> _SELECTED EXTRACT_:

* BEGIN *

Maybe you've heard about the mess we have here this week. It has put Maryland in the national political news for the first
time since, well, February, when our state's venerable 84-year-old comptroller was shown round the clock on CNN commanding
a young female aide to "walk again" so he could ogle her derriere at a public Board of Estimates meeting. (He was
heartily voted out of office on Tuesday, by the way, thanks to we registered Democrats, who were way beyond sick of him.)
But now Maryland has new electoral dirt cascading across national TV news screens. The gist of it, for those of you beyond
the physical reach of our state's latest mudslide, is that the inaugural statewide use of Maryland's new electronic voting
system on Tuesday proved to be a disaster. Technical problems, staff cluelessness, volunteer shortages and flat-out incompetence
brought voting to an outright halt in places. Electoral workers couldn't get machines to function. Polling places failed to
open, then ran out of paper ballots as stand-ins for the idle machines. In one politically prominent county, electoral staff
delivered the electronic machines to polling places but not the ATM-like cards that voters need to use them, resulting in
near-insurrection as voting was delayed for hours. In Baltimore, many poll volunteers failed to show up or were stymied by
inaccurate electronic voter lists. The fallout: voters are enraged, ass-covering intra-government accusations are flying like
bullets, some races are still in doubt, and the pundit quip-of-the-moment here is that losing candidates were lining up outside
of courthouses early Wednesday waiting for the doors to open so they could file lawsuits.

* END *

> _EXERCISE_: Translate this sentence from the Maryland election passage above into Spanish: "Electoral workers couldn't get machines to function."

> _DATA LINES_:
* BEGIN *

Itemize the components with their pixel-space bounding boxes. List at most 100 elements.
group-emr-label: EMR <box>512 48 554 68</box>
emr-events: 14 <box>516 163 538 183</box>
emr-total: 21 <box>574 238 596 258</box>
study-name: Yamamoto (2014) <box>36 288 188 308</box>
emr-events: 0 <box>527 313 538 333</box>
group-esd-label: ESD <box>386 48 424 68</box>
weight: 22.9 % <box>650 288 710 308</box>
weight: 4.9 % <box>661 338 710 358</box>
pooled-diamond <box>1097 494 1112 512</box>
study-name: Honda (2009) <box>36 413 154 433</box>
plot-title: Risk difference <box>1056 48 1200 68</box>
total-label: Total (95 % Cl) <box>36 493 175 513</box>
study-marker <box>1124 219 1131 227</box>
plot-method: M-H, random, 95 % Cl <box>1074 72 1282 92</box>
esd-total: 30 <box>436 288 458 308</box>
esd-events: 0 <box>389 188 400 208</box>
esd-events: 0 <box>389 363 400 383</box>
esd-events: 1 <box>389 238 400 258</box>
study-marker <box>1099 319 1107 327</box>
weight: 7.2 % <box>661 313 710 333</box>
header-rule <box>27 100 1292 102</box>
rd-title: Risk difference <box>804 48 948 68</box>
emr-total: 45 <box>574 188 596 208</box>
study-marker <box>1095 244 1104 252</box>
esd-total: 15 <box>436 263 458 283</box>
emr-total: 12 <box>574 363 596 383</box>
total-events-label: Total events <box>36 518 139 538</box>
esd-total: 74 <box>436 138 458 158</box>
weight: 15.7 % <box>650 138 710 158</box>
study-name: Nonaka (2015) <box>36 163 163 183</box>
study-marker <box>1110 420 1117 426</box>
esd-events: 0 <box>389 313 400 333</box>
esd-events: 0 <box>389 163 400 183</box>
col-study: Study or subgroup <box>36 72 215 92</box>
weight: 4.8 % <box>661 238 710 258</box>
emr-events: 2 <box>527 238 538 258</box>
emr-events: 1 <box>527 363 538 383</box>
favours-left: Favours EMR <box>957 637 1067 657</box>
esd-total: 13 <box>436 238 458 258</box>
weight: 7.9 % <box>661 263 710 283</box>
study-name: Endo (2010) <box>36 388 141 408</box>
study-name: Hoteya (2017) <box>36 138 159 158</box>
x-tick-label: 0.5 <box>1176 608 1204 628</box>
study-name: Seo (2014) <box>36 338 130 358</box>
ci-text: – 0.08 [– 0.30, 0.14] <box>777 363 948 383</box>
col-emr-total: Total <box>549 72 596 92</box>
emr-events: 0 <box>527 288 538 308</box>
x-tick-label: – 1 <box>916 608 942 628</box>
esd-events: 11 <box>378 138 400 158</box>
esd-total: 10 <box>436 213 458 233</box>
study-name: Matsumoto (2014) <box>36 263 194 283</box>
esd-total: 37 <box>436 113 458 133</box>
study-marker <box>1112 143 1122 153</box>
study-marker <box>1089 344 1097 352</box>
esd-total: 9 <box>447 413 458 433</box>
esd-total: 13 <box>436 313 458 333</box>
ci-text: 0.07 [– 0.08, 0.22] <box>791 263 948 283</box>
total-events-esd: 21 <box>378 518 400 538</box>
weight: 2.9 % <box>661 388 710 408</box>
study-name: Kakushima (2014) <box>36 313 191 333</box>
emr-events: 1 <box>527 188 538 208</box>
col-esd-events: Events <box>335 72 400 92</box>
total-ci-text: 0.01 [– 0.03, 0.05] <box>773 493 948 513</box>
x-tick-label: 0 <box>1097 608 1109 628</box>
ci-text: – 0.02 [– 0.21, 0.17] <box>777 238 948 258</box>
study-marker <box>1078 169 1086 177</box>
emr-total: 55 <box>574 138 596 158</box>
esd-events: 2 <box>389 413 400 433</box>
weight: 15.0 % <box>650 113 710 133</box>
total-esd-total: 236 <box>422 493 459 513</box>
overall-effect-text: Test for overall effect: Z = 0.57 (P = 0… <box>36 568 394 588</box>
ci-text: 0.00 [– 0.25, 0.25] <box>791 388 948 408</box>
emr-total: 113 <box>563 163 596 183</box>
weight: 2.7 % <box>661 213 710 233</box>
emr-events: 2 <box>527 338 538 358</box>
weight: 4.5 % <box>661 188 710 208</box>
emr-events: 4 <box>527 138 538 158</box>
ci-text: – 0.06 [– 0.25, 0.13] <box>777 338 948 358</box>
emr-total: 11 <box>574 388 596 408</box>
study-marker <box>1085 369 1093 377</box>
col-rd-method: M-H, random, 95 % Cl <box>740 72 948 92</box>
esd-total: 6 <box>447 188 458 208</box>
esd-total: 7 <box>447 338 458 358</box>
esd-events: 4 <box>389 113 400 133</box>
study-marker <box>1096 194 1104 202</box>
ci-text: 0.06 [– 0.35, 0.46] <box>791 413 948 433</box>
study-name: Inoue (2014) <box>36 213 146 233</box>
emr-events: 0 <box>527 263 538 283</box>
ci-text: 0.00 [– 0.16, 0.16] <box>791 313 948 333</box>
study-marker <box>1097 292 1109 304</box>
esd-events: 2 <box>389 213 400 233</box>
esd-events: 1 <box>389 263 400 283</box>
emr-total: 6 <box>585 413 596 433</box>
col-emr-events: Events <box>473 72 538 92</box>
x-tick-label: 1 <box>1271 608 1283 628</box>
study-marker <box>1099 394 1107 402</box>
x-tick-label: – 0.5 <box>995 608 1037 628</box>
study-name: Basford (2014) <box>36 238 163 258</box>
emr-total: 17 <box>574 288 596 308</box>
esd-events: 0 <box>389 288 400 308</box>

* END *
* BEGIN *

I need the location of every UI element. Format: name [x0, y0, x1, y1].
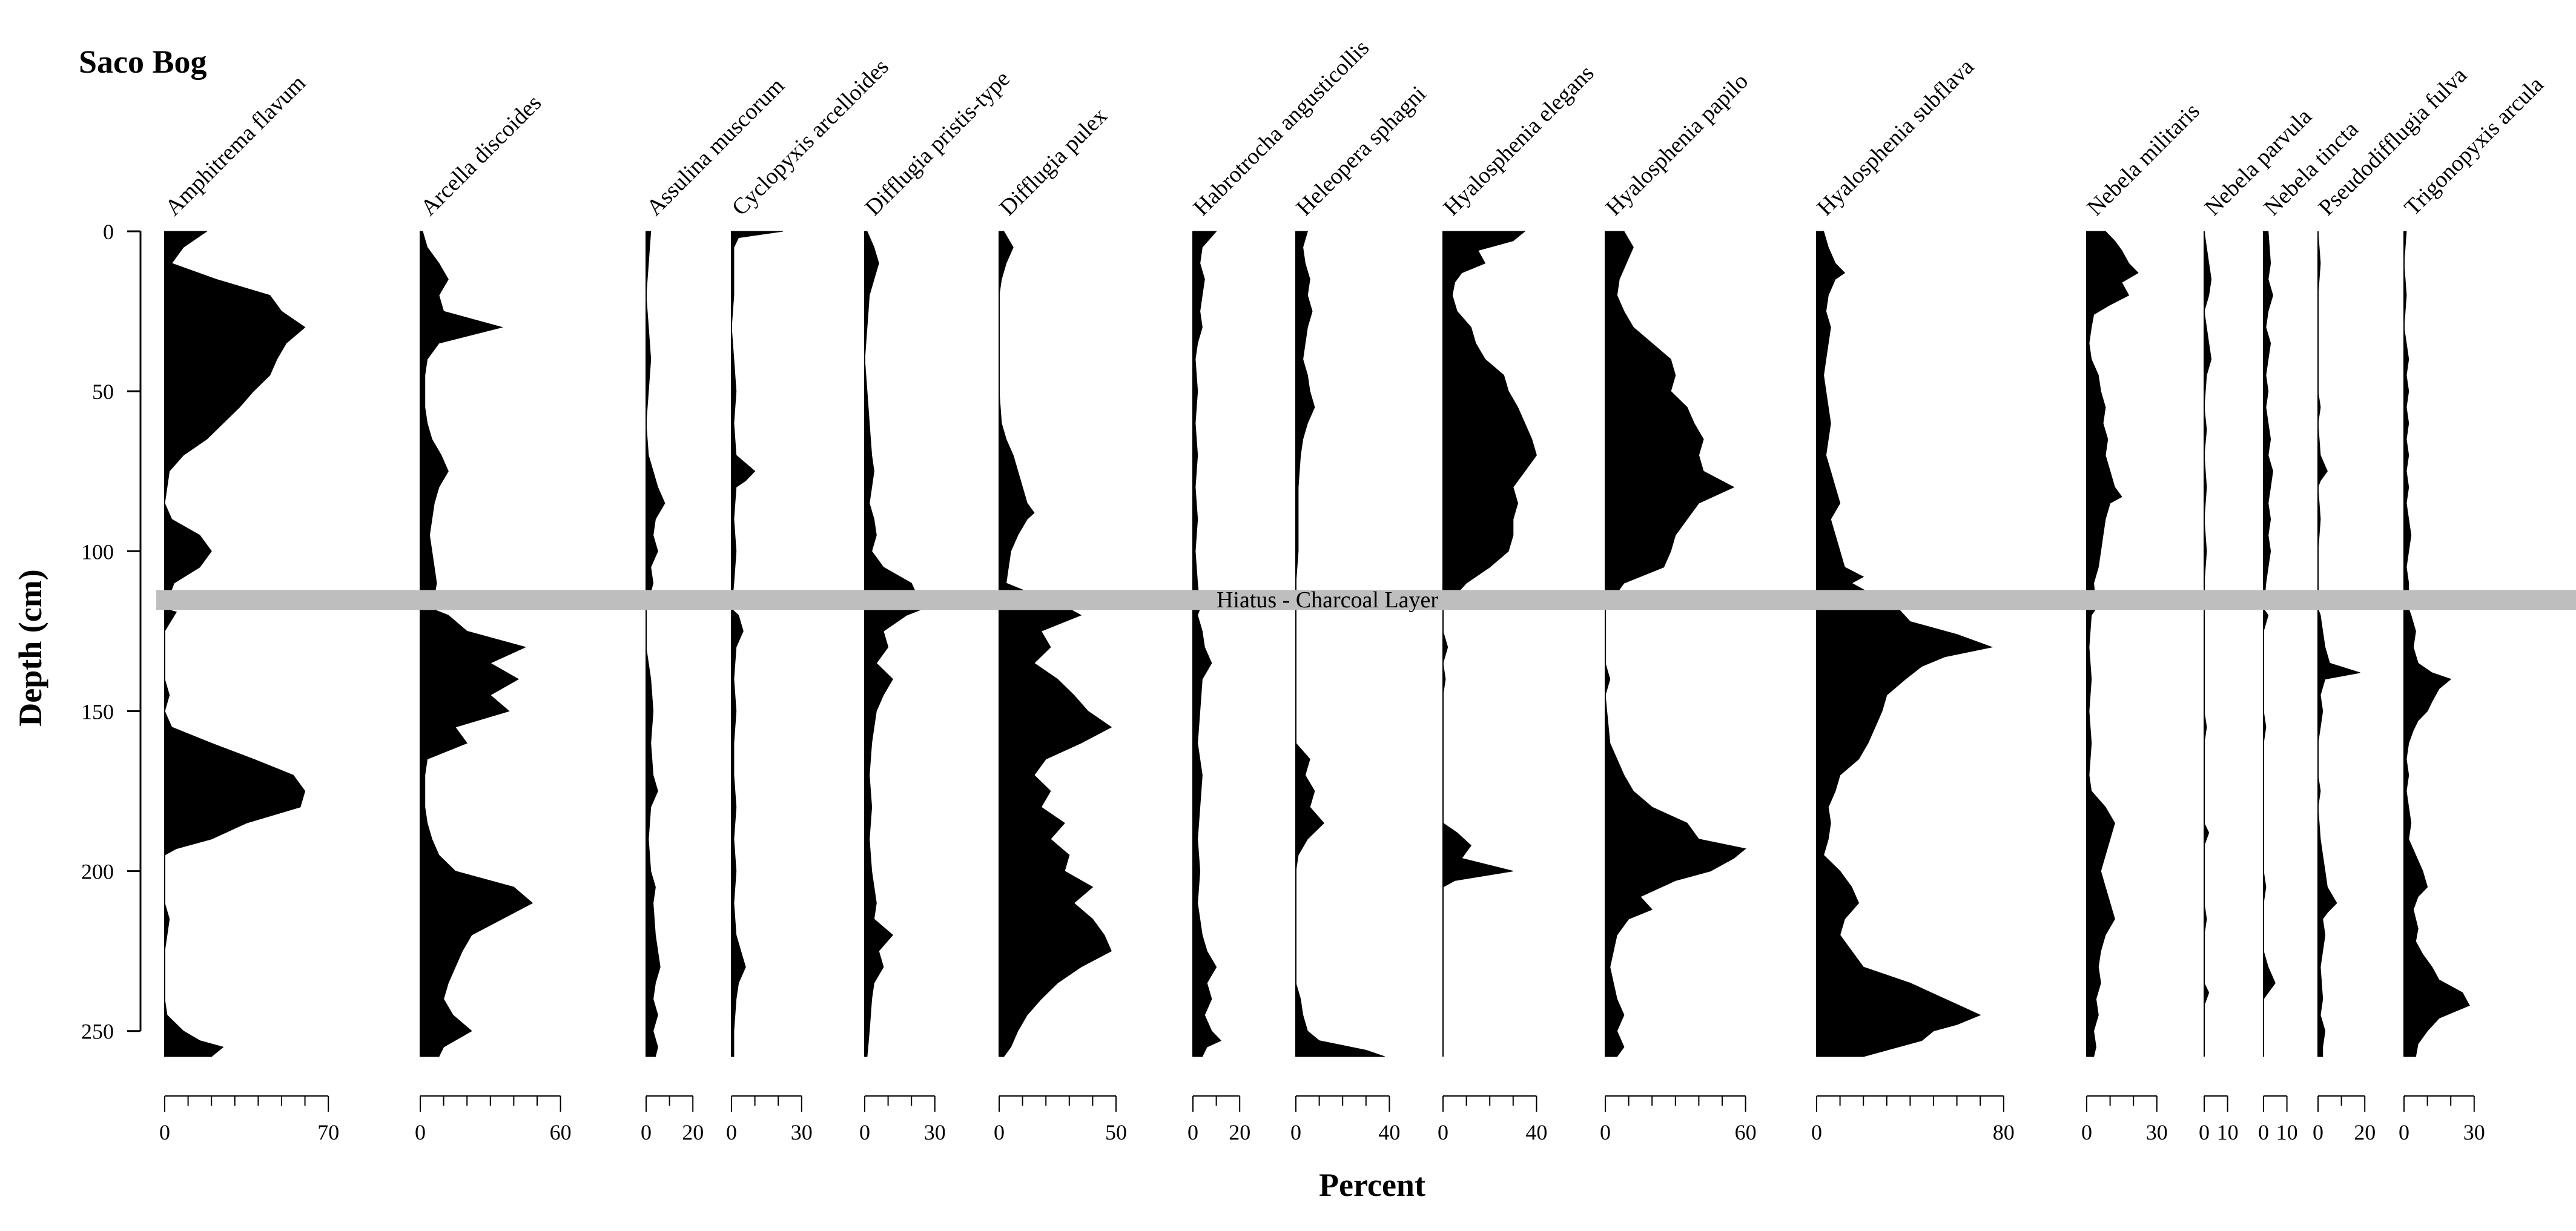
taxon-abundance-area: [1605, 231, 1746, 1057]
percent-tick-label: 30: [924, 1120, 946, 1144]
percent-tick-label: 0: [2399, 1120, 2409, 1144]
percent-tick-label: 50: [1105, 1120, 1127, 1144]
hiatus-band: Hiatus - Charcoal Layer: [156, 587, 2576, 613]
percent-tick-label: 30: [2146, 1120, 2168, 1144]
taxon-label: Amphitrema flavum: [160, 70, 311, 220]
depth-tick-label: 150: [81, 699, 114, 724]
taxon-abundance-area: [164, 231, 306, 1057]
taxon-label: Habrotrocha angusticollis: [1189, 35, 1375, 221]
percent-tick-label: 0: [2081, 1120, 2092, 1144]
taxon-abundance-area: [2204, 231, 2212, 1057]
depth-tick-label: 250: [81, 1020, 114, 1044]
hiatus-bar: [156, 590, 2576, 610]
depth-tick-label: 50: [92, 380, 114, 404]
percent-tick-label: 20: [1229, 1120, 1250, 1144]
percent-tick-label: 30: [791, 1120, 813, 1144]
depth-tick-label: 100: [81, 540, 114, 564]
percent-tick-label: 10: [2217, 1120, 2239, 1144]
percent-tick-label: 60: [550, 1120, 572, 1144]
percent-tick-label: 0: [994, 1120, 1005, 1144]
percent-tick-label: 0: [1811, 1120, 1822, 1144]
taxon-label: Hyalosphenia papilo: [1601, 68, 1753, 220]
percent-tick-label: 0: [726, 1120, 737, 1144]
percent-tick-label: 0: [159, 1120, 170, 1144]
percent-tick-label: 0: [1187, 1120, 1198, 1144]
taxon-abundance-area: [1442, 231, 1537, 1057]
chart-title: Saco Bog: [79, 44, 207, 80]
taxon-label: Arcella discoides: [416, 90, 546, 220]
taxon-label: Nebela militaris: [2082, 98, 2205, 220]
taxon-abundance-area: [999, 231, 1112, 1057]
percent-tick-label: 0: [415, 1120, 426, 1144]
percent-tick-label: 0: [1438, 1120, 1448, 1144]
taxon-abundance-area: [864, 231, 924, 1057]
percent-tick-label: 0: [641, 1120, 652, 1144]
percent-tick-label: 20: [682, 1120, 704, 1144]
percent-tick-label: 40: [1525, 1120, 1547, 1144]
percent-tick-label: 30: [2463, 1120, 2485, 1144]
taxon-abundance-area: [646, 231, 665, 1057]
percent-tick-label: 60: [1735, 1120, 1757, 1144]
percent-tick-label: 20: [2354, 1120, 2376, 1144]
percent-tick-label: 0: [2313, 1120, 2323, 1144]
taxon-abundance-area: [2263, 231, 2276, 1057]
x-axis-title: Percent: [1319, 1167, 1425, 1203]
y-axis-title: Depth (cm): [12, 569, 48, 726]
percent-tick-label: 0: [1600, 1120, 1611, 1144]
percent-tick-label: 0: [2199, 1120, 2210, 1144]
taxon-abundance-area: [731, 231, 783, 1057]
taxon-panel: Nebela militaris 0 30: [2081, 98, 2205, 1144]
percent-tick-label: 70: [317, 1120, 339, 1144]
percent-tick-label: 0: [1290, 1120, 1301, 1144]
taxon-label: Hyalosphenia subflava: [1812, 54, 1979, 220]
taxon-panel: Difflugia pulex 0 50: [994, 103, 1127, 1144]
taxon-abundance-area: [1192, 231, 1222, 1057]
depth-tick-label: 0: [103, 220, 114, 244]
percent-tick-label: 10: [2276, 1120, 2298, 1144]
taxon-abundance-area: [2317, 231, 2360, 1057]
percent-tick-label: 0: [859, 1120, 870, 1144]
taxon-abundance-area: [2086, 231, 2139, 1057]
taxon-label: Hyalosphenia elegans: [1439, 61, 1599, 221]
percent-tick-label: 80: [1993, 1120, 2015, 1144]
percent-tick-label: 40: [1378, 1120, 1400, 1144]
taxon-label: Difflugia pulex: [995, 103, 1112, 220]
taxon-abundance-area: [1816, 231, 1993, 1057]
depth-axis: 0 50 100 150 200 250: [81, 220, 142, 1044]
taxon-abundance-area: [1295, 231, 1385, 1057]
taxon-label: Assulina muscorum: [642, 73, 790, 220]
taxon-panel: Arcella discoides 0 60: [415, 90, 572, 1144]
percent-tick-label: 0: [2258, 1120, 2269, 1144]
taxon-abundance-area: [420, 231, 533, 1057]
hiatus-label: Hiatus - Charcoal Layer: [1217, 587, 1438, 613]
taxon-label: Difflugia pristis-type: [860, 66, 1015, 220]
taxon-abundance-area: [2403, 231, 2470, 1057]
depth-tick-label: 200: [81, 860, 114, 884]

* END *
* BEGIN *

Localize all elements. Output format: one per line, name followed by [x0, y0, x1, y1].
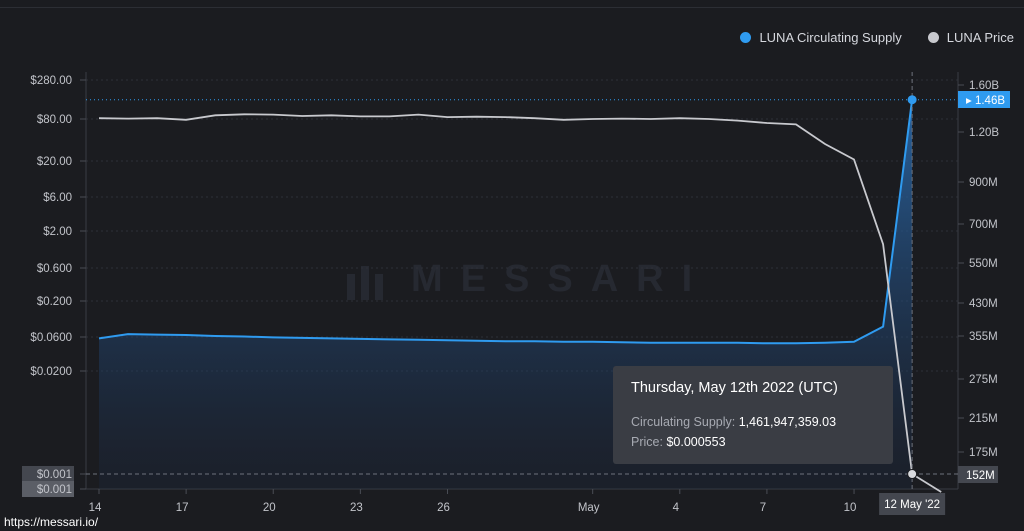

* END *

> _EXERCISE SOLUTION_: Los trabajadores electorales no lograban que las máquinas funcionaran.